— Begin DATA RECORDS —

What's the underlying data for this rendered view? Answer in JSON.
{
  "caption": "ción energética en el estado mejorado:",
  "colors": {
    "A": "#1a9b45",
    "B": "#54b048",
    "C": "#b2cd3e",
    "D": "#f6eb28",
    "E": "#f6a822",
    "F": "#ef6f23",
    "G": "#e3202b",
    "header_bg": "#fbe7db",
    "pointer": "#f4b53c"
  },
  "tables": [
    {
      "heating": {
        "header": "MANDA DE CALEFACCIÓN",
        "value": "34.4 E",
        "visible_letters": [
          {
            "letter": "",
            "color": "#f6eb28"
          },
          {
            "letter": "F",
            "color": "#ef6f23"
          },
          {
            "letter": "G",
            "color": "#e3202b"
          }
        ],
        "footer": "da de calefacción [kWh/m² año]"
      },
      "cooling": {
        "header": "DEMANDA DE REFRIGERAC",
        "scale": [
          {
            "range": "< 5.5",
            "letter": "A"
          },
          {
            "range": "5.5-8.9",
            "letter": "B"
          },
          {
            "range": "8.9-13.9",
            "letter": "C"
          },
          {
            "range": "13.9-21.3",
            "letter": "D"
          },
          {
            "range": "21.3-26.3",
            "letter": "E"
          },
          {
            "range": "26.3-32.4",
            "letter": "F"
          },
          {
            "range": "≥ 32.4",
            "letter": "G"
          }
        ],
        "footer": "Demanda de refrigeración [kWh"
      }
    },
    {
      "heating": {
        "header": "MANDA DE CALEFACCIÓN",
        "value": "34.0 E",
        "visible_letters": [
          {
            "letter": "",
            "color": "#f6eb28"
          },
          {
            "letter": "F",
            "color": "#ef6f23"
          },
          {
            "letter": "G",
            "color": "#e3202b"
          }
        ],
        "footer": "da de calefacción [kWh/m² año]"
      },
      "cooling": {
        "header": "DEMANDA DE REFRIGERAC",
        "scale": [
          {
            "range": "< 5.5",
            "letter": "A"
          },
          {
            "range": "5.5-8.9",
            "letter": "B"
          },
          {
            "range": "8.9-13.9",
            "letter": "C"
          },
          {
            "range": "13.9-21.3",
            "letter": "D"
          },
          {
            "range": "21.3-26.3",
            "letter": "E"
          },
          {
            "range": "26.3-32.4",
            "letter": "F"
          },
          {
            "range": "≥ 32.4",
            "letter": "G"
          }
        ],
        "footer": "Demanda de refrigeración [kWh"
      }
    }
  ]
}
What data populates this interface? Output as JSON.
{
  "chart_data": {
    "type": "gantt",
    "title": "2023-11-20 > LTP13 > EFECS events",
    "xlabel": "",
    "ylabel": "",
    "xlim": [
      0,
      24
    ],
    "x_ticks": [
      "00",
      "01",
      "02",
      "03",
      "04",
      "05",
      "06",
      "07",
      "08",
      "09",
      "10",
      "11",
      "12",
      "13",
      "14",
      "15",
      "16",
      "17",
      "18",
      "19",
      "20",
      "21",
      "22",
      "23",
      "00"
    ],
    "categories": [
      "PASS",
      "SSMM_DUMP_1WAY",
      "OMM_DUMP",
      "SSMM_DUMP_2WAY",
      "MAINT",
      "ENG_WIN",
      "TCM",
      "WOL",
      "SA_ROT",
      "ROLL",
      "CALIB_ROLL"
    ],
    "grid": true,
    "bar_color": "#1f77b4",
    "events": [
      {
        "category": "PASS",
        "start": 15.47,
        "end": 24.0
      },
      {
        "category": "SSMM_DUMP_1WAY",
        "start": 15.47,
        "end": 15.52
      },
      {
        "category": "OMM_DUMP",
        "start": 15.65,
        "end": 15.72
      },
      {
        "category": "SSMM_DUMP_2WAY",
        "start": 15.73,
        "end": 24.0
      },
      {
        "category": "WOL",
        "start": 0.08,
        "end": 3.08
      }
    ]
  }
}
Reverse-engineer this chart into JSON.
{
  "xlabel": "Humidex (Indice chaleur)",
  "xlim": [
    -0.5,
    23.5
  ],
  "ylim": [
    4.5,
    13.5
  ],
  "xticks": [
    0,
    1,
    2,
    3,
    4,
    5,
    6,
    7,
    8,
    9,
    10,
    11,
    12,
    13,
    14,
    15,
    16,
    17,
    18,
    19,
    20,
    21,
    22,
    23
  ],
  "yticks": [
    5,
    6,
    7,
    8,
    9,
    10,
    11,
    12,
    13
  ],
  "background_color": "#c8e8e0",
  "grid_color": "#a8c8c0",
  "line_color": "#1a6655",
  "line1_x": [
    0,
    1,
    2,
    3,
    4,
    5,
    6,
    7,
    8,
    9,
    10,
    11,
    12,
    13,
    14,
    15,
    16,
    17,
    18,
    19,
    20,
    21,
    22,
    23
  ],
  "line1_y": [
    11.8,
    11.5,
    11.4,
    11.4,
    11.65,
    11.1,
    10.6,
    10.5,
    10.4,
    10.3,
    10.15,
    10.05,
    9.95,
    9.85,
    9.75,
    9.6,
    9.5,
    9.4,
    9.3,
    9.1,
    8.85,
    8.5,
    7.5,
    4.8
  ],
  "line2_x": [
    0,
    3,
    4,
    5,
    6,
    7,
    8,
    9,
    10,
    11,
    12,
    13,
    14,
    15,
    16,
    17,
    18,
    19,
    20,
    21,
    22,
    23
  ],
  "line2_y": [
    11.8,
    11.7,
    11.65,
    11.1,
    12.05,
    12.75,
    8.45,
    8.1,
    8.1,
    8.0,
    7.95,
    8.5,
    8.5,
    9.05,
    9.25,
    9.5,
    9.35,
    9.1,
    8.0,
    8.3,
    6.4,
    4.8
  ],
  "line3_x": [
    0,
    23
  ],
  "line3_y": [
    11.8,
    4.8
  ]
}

— End DATA RECORDS —

_YOUR OBJECTIVE_:
Write out every line of the preceding listing that contains "events".

_EXERCISE OUTPUT_:
    "title": "2023-11-20 > LTP13 > EFECS events",
    "events": [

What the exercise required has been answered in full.